→ **WHAT YOU SHOULD DO**: Return all the data below as it stands, minus the pictures.

□ □ □ □ □

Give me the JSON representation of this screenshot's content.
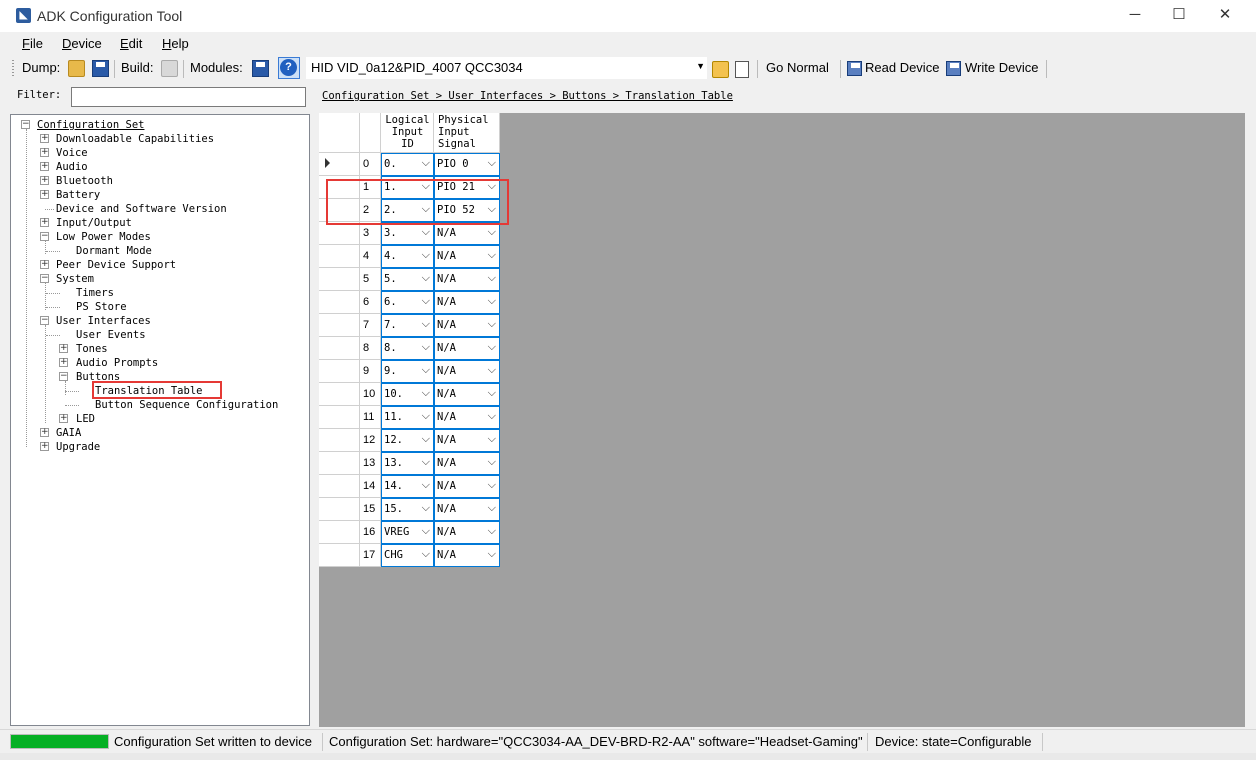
{
  "window": {
    "title": "ADK Configuration Tool",
    "minimize": "─",
    "maximize": "☐",
    "close": "✕"
  },
  "menu": [
    {
      "accel": "F",
      "rest": "ile"
    },
    {
      "accel": "D",
      "rest": "evice"
    },
    {
      "accel": "E",
      "rest": "dit"
    },
    {
      "accel": "H",
      "rest": "elp"
    }
  ],
  "toolbar": {
    "dump_label": "Dump:",
    "build_label": "Build:",
    "modules_label": "Modules:",
    "device_value": "HID VID_0a12&PID_4007 QCC3034",
    "go_normal": "Go Normal",
    "read_device": "Read Device",
    "write_device": "Write Device"
  },
  "filter": {
    "label": "Filter:",
    "value": ""
  },
  "breadcrumb": "Configuration Set > User Interfaces > Buttons > Translation Table",
  "tree": {
    "root": "Configuration Set",
    "items": [
      "Downloadable Capabilities",
      "Voice",
      "Audio",
      "Bluetooth",
      "Battery",
      "Device and Software Version",
      "Input/Output",
      "Low Power Modes",
      "Dormant Mode",
      "Peer Device Support",
      "System",
      "Timers",
      "PS Store",
      "User Interfaces",
      "User Events",
      "Tones",
      "Audio Prompts",
      "Buttons",
      "Translation Table",
      "Button Sequence Configuration",
      "LED",
      "GAIA",
      "Upgrade"
    ]
  },
  "grid": {
    "col1_header": [
      "Logical",
      "Input",
      "ID"
    ],
    "col2_header": [
      "Physical",
      "Input",
      "Signal"
    ],
    "rows": [
      {
        "index": "0",
        "logical": "0.",
        "physical": "PIO 0"
      },
      {
        "index": "1",
        "logical": "1.",
        "physical": "PIO 21"
      },
      {
        "index": "2",
        "logical": "2.",
        "physical": "PIO 52"
      },
      {
        "index": "3",
        "logical": "3.",
        "physical": "N/A"
      },
      {
        "index": "4",
        "logical": "4.",
        "physical": "N/A"
      },
      {
        "index": "5",
        "logical": "5.",
        "physical": "N/A"
      },
      {
        "index": "6",
        "logical": "6.",
        "physical": "N/A"
      },
      {
        "index": "7",
        "logical": "7.",
        "physical": "N/A"
      },
      {
        "index": "8",
        "logical": "8.",
        "physical": "N/A"
      },
      {
        "index": "9",
        "logical": "9.",
        "physical": "N/A"
      },
      {
        "index": "10",
        "logical": "10.",
        "physical": "N/A"
      },
      {
        "index": "11",
        "logical": "11.",
        "physical": "N/A"
      },
      {
        "index": "12",
        "logical": "12.",
        "physical": "N/A"
      },
      {
        "index": "13",
        "logical": "13.",
        "physical": "N/A"
      },
      {
        "index": "14",
        "logical": "14.",
        "physical": "N/A"
      },
      {
        "index": "15",
        "logical": "15.",
        "physical": "N/A"
      },
      {
        "index": "16",
        "logical": "VREG",
        "physical": "N/A"
      },
      {
        "index": "17",
        "logical": "CHG",
        "physical": "N/A"
      }
    ]
  },
  "status": {
    "progress_fraction": 1.0,
    "message": "Configuration Set written to device",
    "config": "Configuration Set:  hardware=\"QCC3034-AA_DEV-BRD-R2-AA\" software=\"Headset-Gaming\"",
    "device": "Device:  state=Configurable"
  },
  "colors": {
    "highlight": "#e53935",
    "progress": "#06b025",
    "focus": "#0078d7"
  },
  "icons": {
    "app": "adk-app-icon",
    "open": "open-folder-icon",
    "save": "save-floppy-icon",
    "help": "help-icon",
    "lock": "lock-icon",
    "chip": "chip-icon",
    "read": "read-device-icon",
    "write": "write-device-icon"
  }
}
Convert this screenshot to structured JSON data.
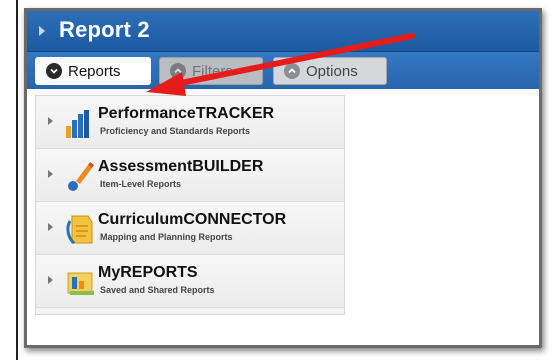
{
  "panel": {
    "title": "Report 2"
  },
  "toolbar": {
    "reports_label": "Reports",
    "filters_label": "Filters",
    "options_label": "Options"
  },
  "menu": {
    "items": [
      {
        "name": "PerformanceTRACKER",
        "subtitle": "Proficiency and Standards Reports",
        "icon": "bar-chart-icon"
      },
      {
        "name": "AssessmentBUILDER",
        "subtitle": "Item-Level Reports",
        "icon": "pencil-icon"
      },
      {
        "name": "CurriculumCONNECTOR",
        "subtitle": "Mapping and Planning Reports",
        "icon": "document-icon"
      },
      {
        "name": "MyREPORTS",
        "subtitle": "Saved and Shared Reports",
        "icon": "folder-icon"
      }
    ]
  },
  "colors": {
    "header_blue": "#1d5aa0",
    "toolbar_blue": "#2764ab",
    "annotation_arrow": "#e81b1b"
  }
}
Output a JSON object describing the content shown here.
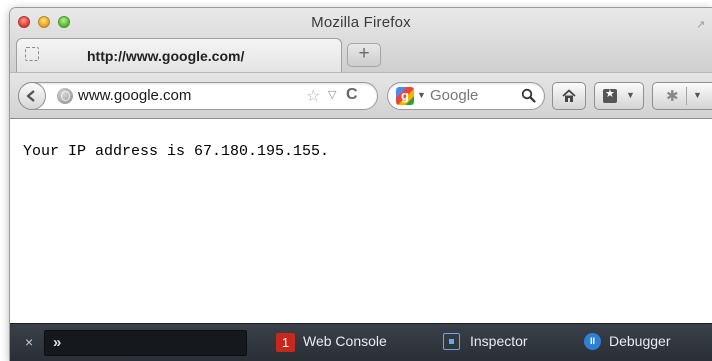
{
  "window": {
    "title": "Mozilla Firefox"
  },
  "tab": {
    "label": "http://www.google.com/"
  },
  "navbar": {
    "url": "www.google.com",
    "search_engine": "Google"
  },
  "content": {
    "text": "Your IP address is 67.180.195.155."
  },
  "devtools": {
    "console_label": "Web Console",
    "console_error_count": "1",
    "inspector_label": "Inspector",
    "debugger_label": "Debugger",
    "close_glyph": "×",
    "prompt_glyph": "»"
  },
  "colors": {
    "error_badge": "#c8281c",
    "devbar_bg": "#2f343b",
    "accent_blue": "#2f7fd8"
  },
  "icons": [
    "close-window-icon",
    "minimize-window-icon",
    "zoom-window-icon",
    "fullscreen-icon",
    "placeholder-favicon-icon",
    "plus-icon",
    "back-arrow-icon",
    "site-identity-icon",
    "star-icon",
    "dropdown-arrow-icon",
    "reload-icon",
    "google-icon",
    "search-icon",
    "home-icon",
    "bookmarks-icon",
    "addon-icon",
    "close-icon",
    "chevron-right-icon",
    "error-badge-icon",
    "inspector-icon",
    "debugger-icon"
  ]
}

□ □ □ □ □

→ **TASK OUTPUT**:
Give me the JSON representation of this screenshot's content.
{
  "window": {
    "title": "ADK Configuration Tool",
    "minimize": "─",
    "maximize": "☐",
    "close": "✕"
  },
  "menu": [
    {
      "accel": "F",
      "rest": "ile"
    },
    {
      "accel": "D",
      "rest": "evice"
    },
    {
      "accel": "E",
      "rest": "dit"
    },
    {
      "accel": "H",
      "rest": "elp"
    }
  ],
  "toolbar": {
    "dump_label": "Dump:",
    "build_label": "Build:",
    "modules_label": "Modules:",
    "device_value": "HID VID_0a12&PID_4007 QCC3034",
    "go_normal": "Go Normal",
    "read_device": "Read Device",
    "write_device": "Write Device"
  },
  "filter": {
    "label": "Filter:",
    "value": ""
  },
  "breadcrumb": "Configuration Set > User Interfaces > Buttons > Translation Table",
  "tree": {
    "root": "Configuration Set",
    "items": [
      "Downloadable Capabilities",
      "Voice",
      "Audio",
      "Bluetooth",
      "Battery",
      "Device and Software Version",
      "Input/Output",
      "Low Power Modes",
      "Dormant Mode",
      "Peer Device Support",
      "System",
      "Timers",
      "PS Store",
      "User Interfaces",
      "User Events",
      "Tones",
      "Audio Prompts",
      "Buttons",
      "Translation Table",
      "Button Sequence Configuration",
      "LED",
      "GAIA",
      "Upgrade"
    ]
  },
  "grid": {
    "col1_header": [
      "Logical",
      "Input",
      "ID"
    ],
    "col2_header": [
      "Physical",
      "Input",
      "Signal"
    ],
    "rows": [
      {
        "index": "0",
        "logical": "0.",
        "physical": "PIO 0"
      },
      {
        "index": "1",
        "logical": "1.",
        "physical": "PIO 21"
      },
      {
        "index": "2",
        "logical": "2.",
        "physical": "PIO 52"
      },
      {
        "index": "3",
        "logical": "3.",
        "physical": "N/A"
      },
      {
        "index": "4",
        "logical": "4.",
        "physical": "N/A"
      },
      {
        "index": "5",
        "logical": "5.",
        "physical": "N/A"
      },
      {
        "index": "6",
        "logical": "6.",
        "physical": "N/A"
      },
      {
        "index": "7",
        "logical": "7.",
        "physical": "N/A"
      },
      {
        "index": "8",
        "logical": "8.",
        "physical": "N/A"
      },
      {
        "index": "9",
        "logical": "9.",
        "physical": "N/A"
      },
      {
        "index": "10",
        "logical": "10.",
        "physical": "N/A"
      },
      {
        "index": "11",
        "logical": "11.",
        "physical": "N/A"
      },
      {
        "index": "12",
        "logical": "12.",
        "physical": "N/A"
      },
      {
        "index": "13",
        "logical": "13.",
        "physical": "N/A"
      },
      {
        "index": "14",
        "logical": "14.",
        "physical": "N/A"
      },
      {
        "index": "15",
        "logical": "15.",
        "physical": "N/A"
      },
      {
        "index": "16",
        "logical": "VREG",
        "physical": "N/A"
      },
      {
        "index": "17",
        "logical": "CHG",
        "physical": "N/A"
      }
    ]
  },
  "status": {
    "progress_fraction": 1.0,
    "message": "Configuration Set written to device",
    "config": "Configuration Set:  hardware=\"QCC3034-AA_DEV-BRD-R2-AA\" software=\"Headset-Gaming\"",
    "device": "Device:  state=Configurable"
  },
  "colors": {
    "highlight": "#e53935",
    "progress": "#06b025",
    "focus": "#0078d7"
  },
  "icons": {
    "app": "adk-app-icon",
    "open": "open-folder-icon",
    "save": "save-floppy-icon",
    "help": "help-icon",
    "lock": "lock-icon",
    "chip": "chip-icon",
    "read": "read-device-icon",
    "write": "write-device-icon"
  }
}
Convert this screenshot to structured JSON data.
{
  "panel": {
    "title": "Report 2"
  },
  "toolbar": {
    "reports_label": "Reports",
    "filters_label": "Filters",
    "options_label": "Options"
  },
  "menu": {
    "items": [
      {
        "name": "PerformanceTRACKER",
        "subtitle": "Proficiency and Standards Reports",
        "icon": "bar-chart-icon"
      },
      {
        "name": "AssessmentBUILDER",
        "subtitle": "Item-Level Reports",
        "icon": "pencil-icon"
      },
      {
        "name": "CurriculumCONNECTOR",
        "subtitle": "Mapping and Planning Reports",
        "icon": "document-icon"
      },
      {
        "name": "MyREPORTS",
        "subtitle": "Saved and Shared Reports",
        "icon": "folder-icon"
      }
    ]
  },
  "colors": {
    "header_blue": "#1d5aa0",
    "toolbar_blue": "#2764ab",
    "annotation_arrow": "#e81b1b"
  }
}
Output a JSON object describing the content shown here.
{
  "window": {
    "title": "Mozilla Firefox"
  },
  "tab": {
    "label": "http://www.google.com/"
  },
  "navbar": {
    "url": "www.google.com",
    "search_engine": "Google"
  },
  "content": {
    "text": "Your IP address is 67.180.195.155."
  },
  "devtools": {
    "console_label": "Web Console",
    "console_error_count": "1",
    "inspector_label": "Inspector",
    "debugger_label": "Debugger",
    "close_glyph": "×",
    "prompt_glyph": "»"
  },
  "colors": {
    "error_badge": "#c8281c",
    "devbar_bg": "#2f343b",
    "accent_blue": "#2f7fd8"
  },
  "icons": [
    "close-window-icon",
    "minimize-window-icon",
    "zoom-window-icon",
    "fullscreen-icon",
    "placeholder-favicon-icon",
    "plus-icon",
    "back-arrow-icon",
    "site-identity-icon",
    "star-icon",
    "dropdown-arrow-icon",
    "reload-icon",
    "google-icon",
    "search-icon",
    "home-icon",
    "bookmarks-icon",
    "addon-icon",
    "close-icon",
    "chevron-right-icon",
    "error-badge-icon",
    "inspector-icon",
    "debugger-icon"
  ]
}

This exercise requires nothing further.